§ **What the task asks**
Copy each line below that contains "name".

§ **Task inputs**

** BEGIN **

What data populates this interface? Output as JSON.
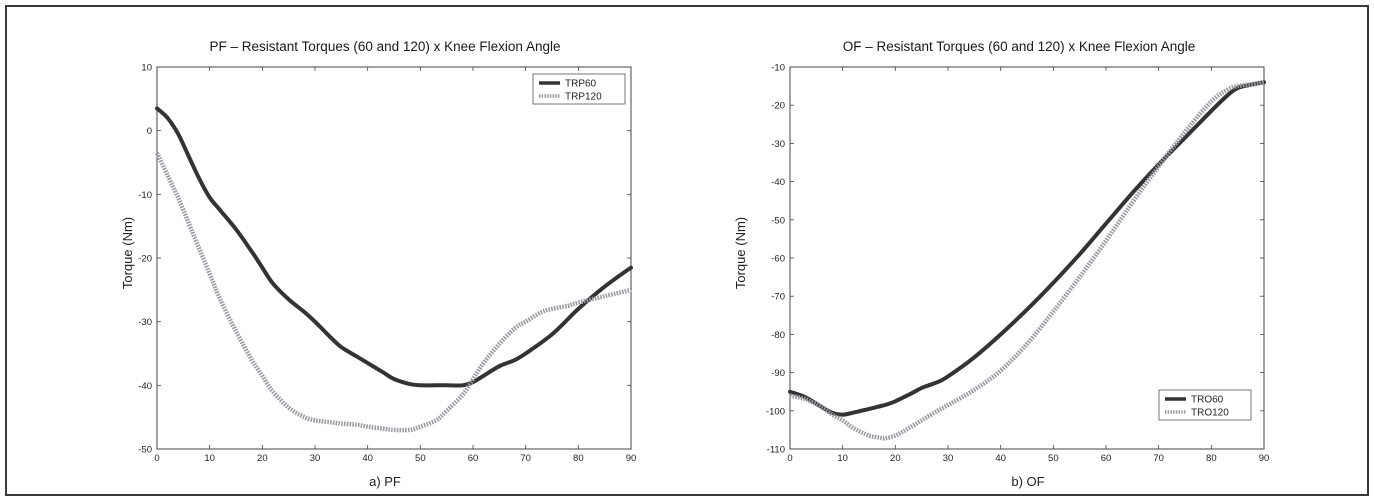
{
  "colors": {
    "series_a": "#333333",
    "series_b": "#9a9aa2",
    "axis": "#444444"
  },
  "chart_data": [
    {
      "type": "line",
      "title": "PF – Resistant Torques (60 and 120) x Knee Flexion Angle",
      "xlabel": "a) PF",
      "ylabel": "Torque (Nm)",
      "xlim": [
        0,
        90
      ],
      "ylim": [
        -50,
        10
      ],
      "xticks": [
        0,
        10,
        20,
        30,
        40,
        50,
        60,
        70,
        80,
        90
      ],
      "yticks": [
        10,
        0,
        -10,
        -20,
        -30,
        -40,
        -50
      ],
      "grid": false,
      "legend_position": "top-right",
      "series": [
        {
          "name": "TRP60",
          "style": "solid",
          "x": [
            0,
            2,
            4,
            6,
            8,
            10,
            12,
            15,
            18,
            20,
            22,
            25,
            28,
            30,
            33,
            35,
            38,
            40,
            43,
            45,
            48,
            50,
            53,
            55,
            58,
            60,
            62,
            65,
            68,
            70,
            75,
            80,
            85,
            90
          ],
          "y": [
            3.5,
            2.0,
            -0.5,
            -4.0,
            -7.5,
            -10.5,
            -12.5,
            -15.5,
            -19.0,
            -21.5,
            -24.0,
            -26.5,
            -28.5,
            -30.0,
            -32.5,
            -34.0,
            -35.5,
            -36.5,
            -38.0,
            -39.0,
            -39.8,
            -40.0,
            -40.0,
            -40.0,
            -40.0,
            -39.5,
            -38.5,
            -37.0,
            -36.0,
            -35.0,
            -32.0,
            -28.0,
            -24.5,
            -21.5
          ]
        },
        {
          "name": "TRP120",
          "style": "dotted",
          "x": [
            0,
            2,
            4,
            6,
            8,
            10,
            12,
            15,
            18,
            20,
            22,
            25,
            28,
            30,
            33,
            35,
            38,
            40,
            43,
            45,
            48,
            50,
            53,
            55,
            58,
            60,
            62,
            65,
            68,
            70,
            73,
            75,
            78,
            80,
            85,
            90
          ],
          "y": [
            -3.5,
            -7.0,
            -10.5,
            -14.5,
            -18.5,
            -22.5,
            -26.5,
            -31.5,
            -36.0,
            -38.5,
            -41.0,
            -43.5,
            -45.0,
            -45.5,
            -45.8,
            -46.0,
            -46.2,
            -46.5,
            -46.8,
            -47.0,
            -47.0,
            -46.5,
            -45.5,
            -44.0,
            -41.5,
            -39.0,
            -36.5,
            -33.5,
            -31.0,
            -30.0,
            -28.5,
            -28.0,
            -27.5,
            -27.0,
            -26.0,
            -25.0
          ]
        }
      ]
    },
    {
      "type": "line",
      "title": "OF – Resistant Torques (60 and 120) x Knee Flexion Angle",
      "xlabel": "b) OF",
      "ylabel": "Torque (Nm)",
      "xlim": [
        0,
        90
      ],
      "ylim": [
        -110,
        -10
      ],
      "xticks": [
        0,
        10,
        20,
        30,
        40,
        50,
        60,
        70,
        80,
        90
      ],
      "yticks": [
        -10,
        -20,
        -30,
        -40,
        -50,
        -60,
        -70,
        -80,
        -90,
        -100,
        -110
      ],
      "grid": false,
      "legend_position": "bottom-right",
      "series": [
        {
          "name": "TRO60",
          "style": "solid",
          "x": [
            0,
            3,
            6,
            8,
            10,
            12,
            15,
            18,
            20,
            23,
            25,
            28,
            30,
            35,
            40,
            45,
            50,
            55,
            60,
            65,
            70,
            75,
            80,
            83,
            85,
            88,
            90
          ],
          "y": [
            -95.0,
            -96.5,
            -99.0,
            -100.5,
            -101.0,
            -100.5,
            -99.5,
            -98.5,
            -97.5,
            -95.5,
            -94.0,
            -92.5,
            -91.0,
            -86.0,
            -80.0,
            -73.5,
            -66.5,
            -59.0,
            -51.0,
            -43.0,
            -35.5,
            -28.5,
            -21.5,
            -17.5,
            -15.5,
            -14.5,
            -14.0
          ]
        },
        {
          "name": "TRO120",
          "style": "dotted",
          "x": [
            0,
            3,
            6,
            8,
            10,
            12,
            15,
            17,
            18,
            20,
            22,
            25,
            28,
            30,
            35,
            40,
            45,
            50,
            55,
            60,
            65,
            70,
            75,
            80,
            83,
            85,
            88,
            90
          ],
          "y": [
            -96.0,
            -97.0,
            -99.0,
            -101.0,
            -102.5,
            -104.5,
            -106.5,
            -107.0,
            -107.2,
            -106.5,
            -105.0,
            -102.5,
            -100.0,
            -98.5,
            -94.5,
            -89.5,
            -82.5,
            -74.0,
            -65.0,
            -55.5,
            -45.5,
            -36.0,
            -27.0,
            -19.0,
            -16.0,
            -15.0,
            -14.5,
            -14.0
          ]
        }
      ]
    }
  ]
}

** END **
** BEGIN **

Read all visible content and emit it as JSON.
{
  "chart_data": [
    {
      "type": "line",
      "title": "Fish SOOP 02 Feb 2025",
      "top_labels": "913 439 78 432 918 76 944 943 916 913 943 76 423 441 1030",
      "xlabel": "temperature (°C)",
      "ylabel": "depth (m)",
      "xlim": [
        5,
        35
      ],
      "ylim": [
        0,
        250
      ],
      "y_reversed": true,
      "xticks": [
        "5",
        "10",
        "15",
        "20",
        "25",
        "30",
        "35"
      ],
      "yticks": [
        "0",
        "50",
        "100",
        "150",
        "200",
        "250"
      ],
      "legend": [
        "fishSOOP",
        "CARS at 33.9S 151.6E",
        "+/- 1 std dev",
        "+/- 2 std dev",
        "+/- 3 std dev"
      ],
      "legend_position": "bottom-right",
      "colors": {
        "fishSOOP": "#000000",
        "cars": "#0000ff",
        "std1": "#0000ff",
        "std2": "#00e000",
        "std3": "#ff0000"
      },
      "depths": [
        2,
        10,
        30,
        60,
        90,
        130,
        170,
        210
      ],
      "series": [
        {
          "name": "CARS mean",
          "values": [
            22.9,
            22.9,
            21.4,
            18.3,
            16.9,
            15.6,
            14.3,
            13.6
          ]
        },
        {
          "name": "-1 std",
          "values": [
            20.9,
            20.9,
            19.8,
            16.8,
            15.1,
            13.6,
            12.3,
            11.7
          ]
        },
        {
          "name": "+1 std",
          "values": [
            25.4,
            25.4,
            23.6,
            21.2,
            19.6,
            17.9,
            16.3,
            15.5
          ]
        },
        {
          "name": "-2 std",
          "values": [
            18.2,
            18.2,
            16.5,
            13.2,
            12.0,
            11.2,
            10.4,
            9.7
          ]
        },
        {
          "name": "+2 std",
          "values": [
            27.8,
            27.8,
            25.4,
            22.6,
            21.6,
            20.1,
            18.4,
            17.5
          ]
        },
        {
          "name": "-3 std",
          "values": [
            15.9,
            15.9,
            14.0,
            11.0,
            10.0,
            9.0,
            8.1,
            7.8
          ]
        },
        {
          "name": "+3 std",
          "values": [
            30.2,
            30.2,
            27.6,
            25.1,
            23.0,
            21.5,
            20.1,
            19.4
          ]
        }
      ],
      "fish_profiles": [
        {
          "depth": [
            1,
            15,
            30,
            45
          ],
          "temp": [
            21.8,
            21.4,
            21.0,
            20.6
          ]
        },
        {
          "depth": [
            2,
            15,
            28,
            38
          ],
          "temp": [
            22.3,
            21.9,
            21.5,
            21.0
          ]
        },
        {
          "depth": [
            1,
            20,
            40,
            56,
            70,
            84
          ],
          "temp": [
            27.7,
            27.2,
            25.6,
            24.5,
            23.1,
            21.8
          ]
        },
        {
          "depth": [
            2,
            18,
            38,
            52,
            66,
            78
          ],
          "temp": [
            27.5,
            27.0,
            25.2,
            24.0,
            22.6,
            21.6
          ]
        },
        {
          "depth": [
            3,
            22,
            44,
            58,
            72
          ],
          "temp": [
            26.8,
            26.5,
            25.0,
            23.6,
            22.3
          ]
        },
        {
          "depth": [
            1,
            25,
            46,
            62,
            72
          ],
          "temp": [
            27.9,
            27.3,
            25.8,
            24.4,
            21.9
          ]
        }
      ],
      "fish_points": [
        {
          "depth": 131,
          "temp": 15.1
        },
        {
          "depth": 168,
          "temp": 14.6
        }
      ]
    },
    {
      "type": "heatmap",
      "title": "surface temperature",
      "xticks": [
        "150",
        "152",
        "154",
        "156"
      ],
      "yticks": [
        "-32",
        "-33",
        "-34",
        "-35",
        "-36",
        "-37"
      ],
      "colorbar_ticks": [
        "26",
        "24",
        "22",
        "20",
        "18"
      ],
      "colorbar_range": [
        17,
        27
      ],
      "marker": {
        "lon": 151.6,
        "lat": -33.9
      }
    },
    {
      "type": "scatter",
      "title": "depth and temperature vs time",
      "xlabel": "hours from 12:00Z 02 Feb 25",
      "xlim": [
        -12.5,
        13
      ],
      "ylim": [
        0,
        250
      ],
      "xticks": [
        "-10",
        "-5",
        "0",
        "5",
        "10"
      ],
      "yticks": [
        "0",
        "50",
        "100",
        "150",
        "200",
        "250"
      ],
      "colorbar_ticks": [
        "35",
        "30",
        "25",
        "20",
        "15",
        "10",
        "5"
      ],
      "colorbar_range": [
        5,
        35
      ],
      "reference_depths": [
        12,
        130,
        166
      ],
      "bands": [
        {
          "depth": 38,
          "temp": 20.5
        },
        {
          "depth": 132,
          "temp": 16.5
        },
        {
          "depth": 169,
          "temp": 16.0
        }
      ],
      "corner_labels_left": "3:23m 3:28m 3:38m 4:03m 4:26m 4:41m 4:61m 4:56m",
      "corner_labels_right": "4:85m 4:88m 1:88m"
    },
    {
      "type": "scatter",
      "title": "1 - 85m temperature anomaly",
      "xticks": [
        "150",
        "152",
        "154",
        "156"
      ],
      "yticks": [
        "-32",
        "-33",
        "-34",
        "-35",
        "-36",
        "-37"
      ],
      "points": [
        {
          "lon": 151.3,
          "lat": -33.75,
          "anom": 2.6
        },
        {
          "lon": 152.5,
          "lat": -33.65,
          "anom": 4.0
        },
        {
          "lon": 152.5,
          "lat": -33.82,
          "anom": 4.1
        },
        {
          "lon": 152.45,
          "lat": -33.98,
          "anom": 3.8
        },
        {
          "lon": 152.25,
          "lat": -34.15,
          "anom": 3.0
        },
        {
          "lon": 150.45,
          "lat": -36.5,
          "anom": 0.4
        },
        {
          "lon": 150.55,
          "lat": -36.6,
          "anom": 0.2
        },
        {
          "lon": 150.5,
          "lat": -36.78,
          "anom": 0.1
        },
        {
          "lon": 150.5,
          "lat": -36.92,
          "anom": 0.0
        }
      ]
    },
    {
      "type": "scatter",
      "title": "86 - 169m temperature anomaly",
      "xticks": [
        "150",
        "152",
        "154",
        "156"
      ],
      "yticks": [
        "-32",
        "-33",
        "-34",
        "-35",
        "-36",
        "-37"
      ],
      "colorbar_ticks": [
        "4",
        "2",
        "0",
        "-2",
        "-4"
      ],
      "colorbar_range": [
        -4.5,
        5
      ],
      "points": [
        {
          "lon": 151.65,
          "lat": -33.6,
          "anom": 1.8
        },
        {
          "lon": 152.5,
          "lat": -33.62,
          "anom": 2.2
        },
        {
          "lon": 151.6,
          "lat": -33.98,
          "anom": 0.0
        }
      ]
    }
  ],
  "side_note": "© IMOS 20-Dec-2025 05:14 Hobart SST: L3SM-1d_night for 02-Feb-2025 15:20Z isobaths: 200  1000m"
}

** END **

§ **Correct result**
          "name": "TRP60",
          "name": "TRP120",
          "name": "TRO60",
          "name": "TRO120",
          "name": "CARS mean",
          "name": "-1 std",
          "name": "+1 std",
          "name": "-2 std",
          "name": "+2 std",
          "name": "-3 std",
          "name": "+3 std",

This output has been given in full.